═══ INPUT DATA

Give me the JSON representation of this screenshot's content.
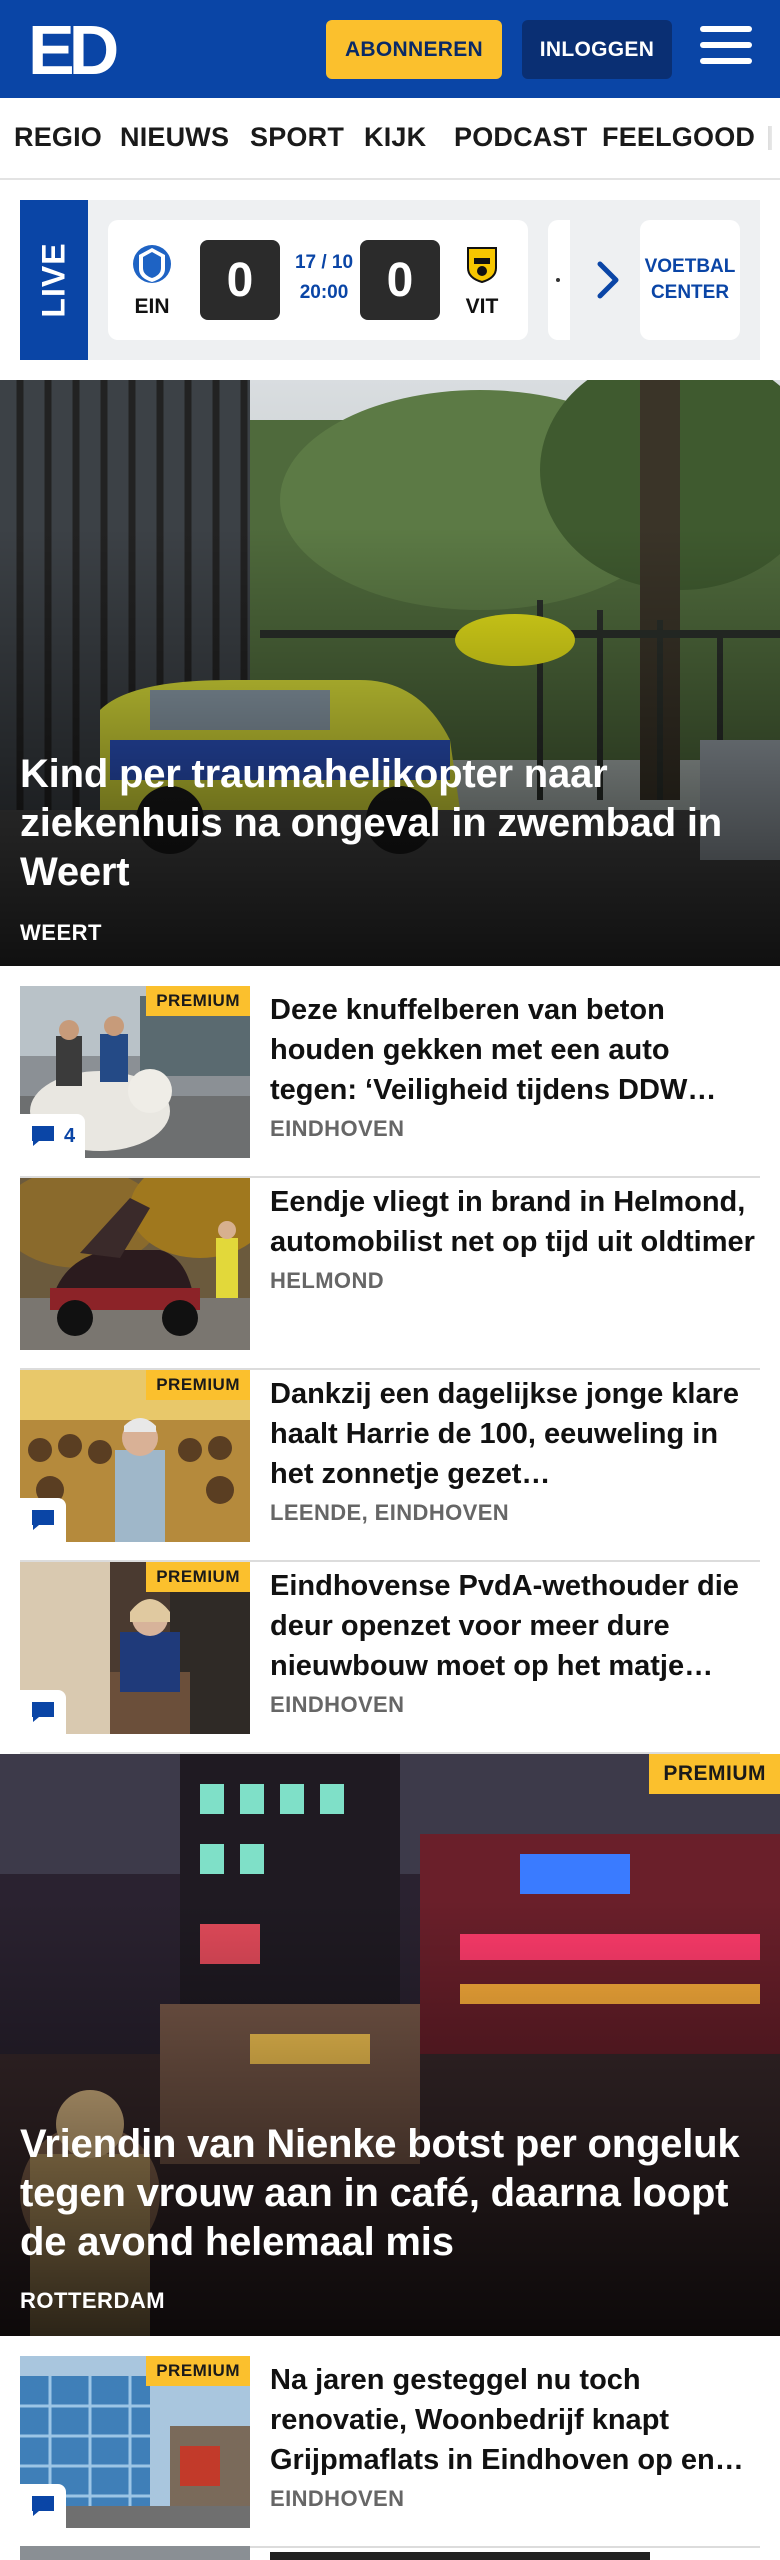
{
  "header": {
    "logo_text": "ED",
    "subscribe_label": "ABONNEREN",
    "login_label": "INLOGGEN",
    "brand_color": "#0a45a6",
    "accent_color": "#fbc02d",
    "menu_icon": "hamburger-menu-icon"
  },
  "nav": {
    "items": [
      {
        "label": "REGIO"
      },
      {
        "label": "NIEUWS"
      },
      {
        "label": "SPORT"
      },
      {
        "label": "KIJK"
      },
      {
        "label": "PODCAST"
      },
      {
        "label": "FEELGOOD"
      }
    ]
  },
  "live": {
    "label": "LIVE",
    "match": {
      "home_code": "EIN",
      "home_score": "0",
      "date": "17 / 10",
      "time": "20:00",
      "away_score": "0",
      "away_code": "VIT"
    },
    "next_icon": "chevron-right-icon",
    "center_label": "VOETBAL CENTER"
  },
  "hero1": {
    "title": "Kind per traumahelikopter naar ziekenhuis na ongeval in zwembad in Weert",
    "location": "WEERT"
  },
  "list1": [
    {
      "headline": "Deze knuffelberen van beton houden gekken met een auto tegen: ‘Veiligheid tijdens DDW…",
      "place": "EINDHOVEN",
      "premium": "PREMIUM",
      "comments": "4"
    },
    {
      "headline": "Eendje vliegt in brand in Helmond, automobilist net op tijd uit oldtimer",
      "place": "HELMOND"
    },
    {
      "headline": "Dankzij een dagelijkse jonge klare haalt Harrie de 100, eeuweling in het zonnetje gezet…",
      "place": "LEENDE, EINDHOVEN",
      "premium": "PREMIUM"
    },
    {
      "headline": "Eindhovense PvdA-wethouder die deur openzet voor meer dure nieuwbouw moet op het matje…",
      "place": "EINDHOVEN",
      "premium": "PREMIUM"
    }
  ],
  "hero2": {
    "title": "Vriendin van Nienke botst per ongeluk tegen vrouw aan in café, daarna loopt de avond helemaal mis",
    "location": "ROTTERDAM",
    "premium": "PREMIUM"
  },
  "list2": [
    {
      "headline": "Na jaren gesteggel nu toch renovatie, Woonbedrijf knapt Grijpmaflats in Eindhoven op en…",
      "place": "EINDHOVEN",
      "premium": "PREMIUM"
    }
  ]
}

══════

### [TASK REQUIREMENTS]
Take every line that includes the string "location" and copy it.

### [RIGHT ANSWER]
    "location": "WEERT"
    "location": "ROTTERDAM",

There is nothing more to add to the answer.